> **Stated problem**
Do any lines in the data below contain "name"? If so, copy every one of them.
++++++++
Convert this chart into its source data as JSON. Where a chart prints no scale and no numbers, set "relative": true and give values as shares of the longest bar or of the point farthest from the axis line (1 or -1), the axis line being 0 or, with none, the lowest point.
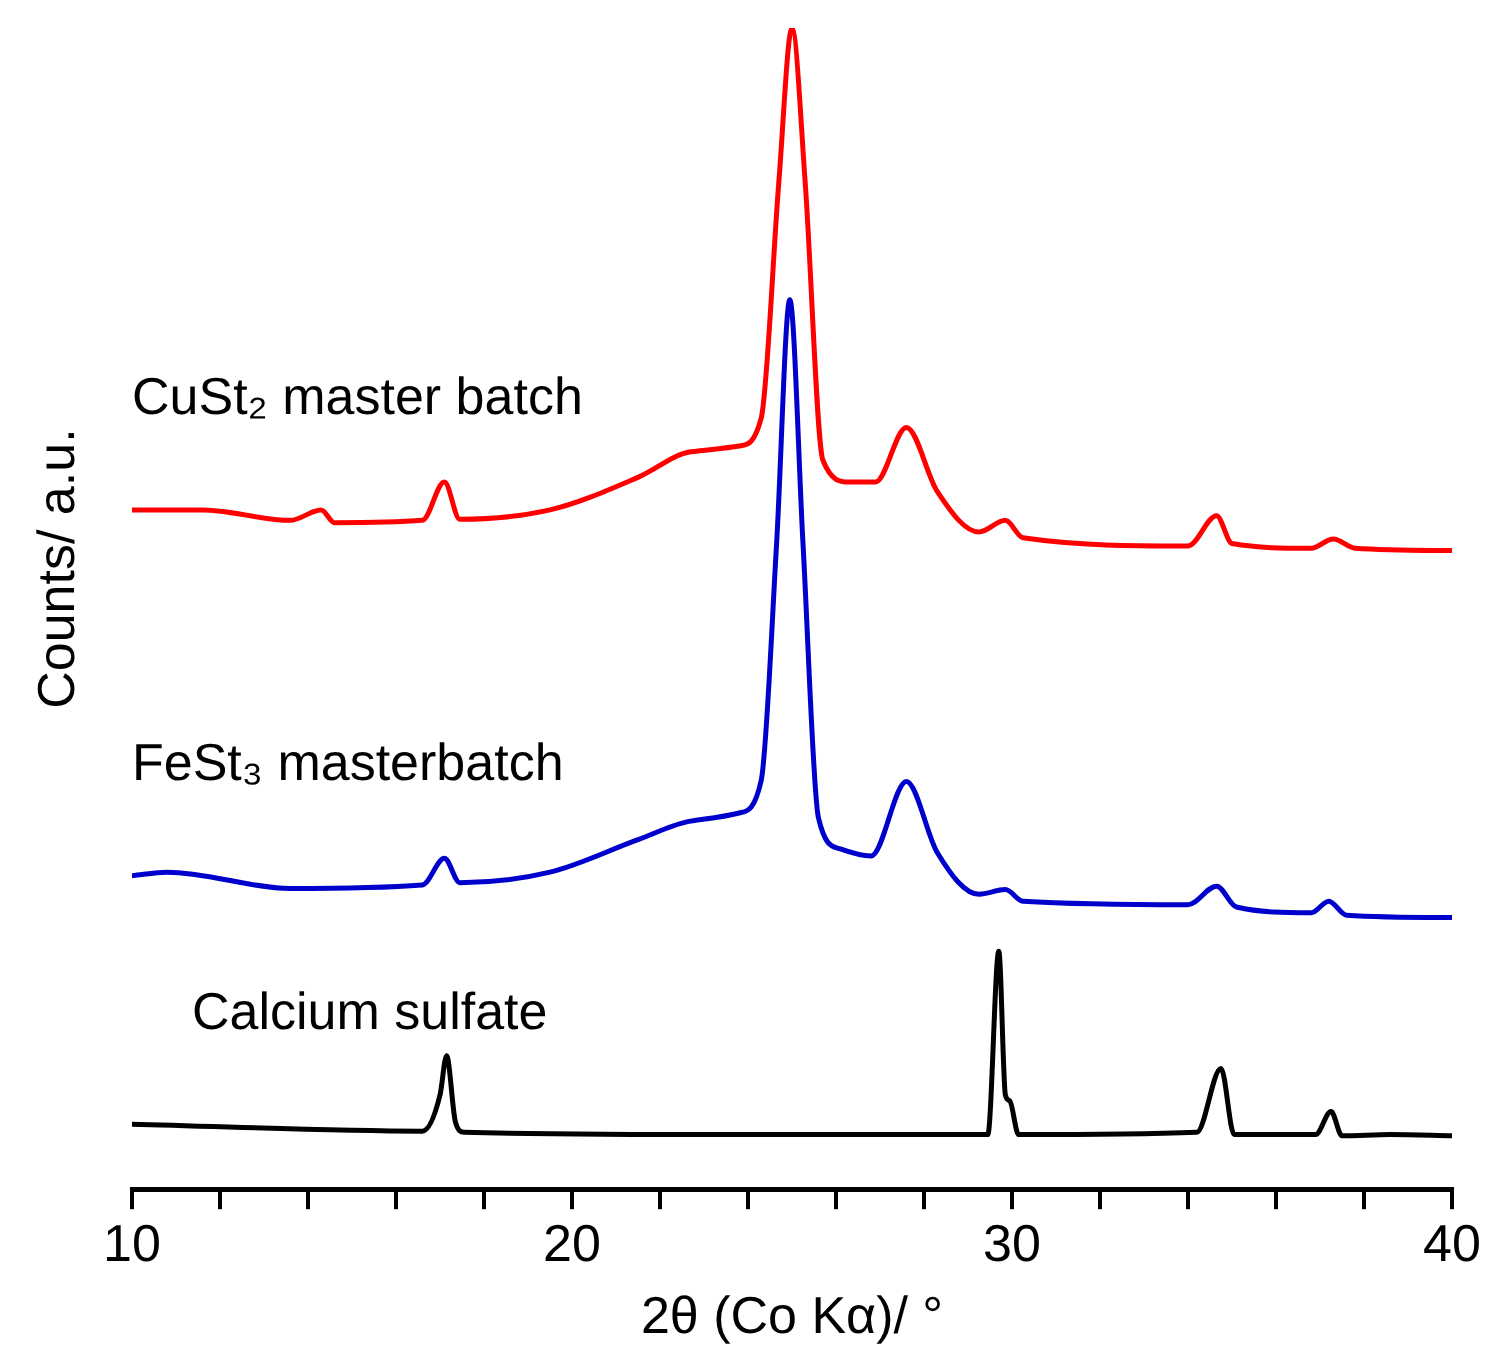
{
  "chart_data": {
    "type": "line",
    "relative": true,
    "xlabel": "2θ (Co Kα)/ °",
    "ylabel": "Counts/ a.u.",
    "xlim": [
      10,
      40
    ],
    "xticks": [
      10,
      {
        "value": 12,
        "label": null
      },
      {
        "value": 14,
        "label": null
      },
      {
        "value": 16,
        "label": null
      },
      {
        "value": 18,
        "label": null
      },
      20,
      {
        "value": 22,
        "label": null
      },
      {
        "value": 24,
        "label": null
      },
      {
        "value": 26,
        "label": null
      },
      {
        "value": 28,
        "label": null
      },
      30,
      {
        "value": 32,
        "label": null
      },
      {
        "value": 34,
        "label": null
      },
      {
        "value": 36,
        "label": null
      },
      {
        "value": 38,
        "label": null
      },
      40
    ],
    "series": [
      {
        "name": "CuSt₂ master batch",
        "color": "#ff0000",
        "x": [
          10.0,
          11.6,
          13.6,
          14.3,
          14.6,
          16.6,
          17.1,
          17.45,
          19.5,
          21.5,
          22.7,
          23.8,
          24.3,
          24.7,
          25.0,
          25.3,
          25.7,
          26.3,
          26.9,
          27.6,
          28.3,
          29.25,
          29.85,
          30.25,
          34.0,
          34.65,
          35.0,
          36.8,
          37.3,
          37.8,
          40.0
        ],
        "values": [
          0.585,
          0.585,
          0.576,
          0.585,
          0.574,
          0.576,
          0.609,
          0.577,
          0.585,
          0.613,
          0.635,
          0.64,
          0.664,
          0.867,
          1.0,
          0.867,
          0.628,
          0.609,
          0.609,
          0.656,
          0.601,
          0.566,
          0.576,
          0.561,
          0.554,
          0.58,
          0.556,
          0.552,
          0.56,
          0.552,
          0.55
        ]
      },
      {
        "name": "FeSt₃ masterbatch",
        "color": "#0000cc",
        "x": [
          10.0,
          10.8,
          13.6,
          16.6,
          17.1,
          17.45,
          19.5,
          21.5,
          22.7,
          23.8,
          24.3,
          24.65,
          24.95,
          25.25,
          25.6,
          26.1,
          26.8,
          27.6,
          28.3,
          29.25,
          29.85,
          30.25,
          34.0,
          34.65,
          35.1,
          36.8,
          37.2,
          37.6,
          40.0
        ],
        "values": [
          0.27,
          0.273,
          0.259,
          0.262,
          0.285,
          0.264,
          0.273,
          0.301,
          0.317,
          0.324,
          0.352,
          0.556,
          0.766,
          0.556,
          0.32,
          0.293,
          0.287,
          0.351,
          0.29,
          0.254,
          0.258,
          0.248,
          0.245,
          0.261,
          0.243,
          0.238,
          0.248,
          0.236,
          0.234
        ]
      },
      {
        "name": "Calcium sulfate",
        "color": "#000000",
        "x": [
          10.0,
          16.6,
          17.0,
          17.15,
          17.35,
          17.55,
          23.5,
          29.45,
          29.7,
          29.85,
          29.95,
          30.15,
          34.2,
          34.75,
          35.05,
          36.9,
          37.25,
          37.5,
          38.6,
          40.0
        ],
        "values": [
          0.056,
          0.05,
          0.081,
          0.115,
          0.058,
          0.049,
          0.047,
          0.047,
          0.205,
          0.081,
          0.076,
          0.047,
          0.049,
          0.104,
          0.047,
          0.047,
          0.067,
          0.046,
          0.047,
          0.046
        ]
      }
    ]
  }
}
++++++++
> **Written solution**
        "name": "CuSt₂ master batch",
        "name": "FeSt₃ masterbatch",
        "name": "Calcium sulfate",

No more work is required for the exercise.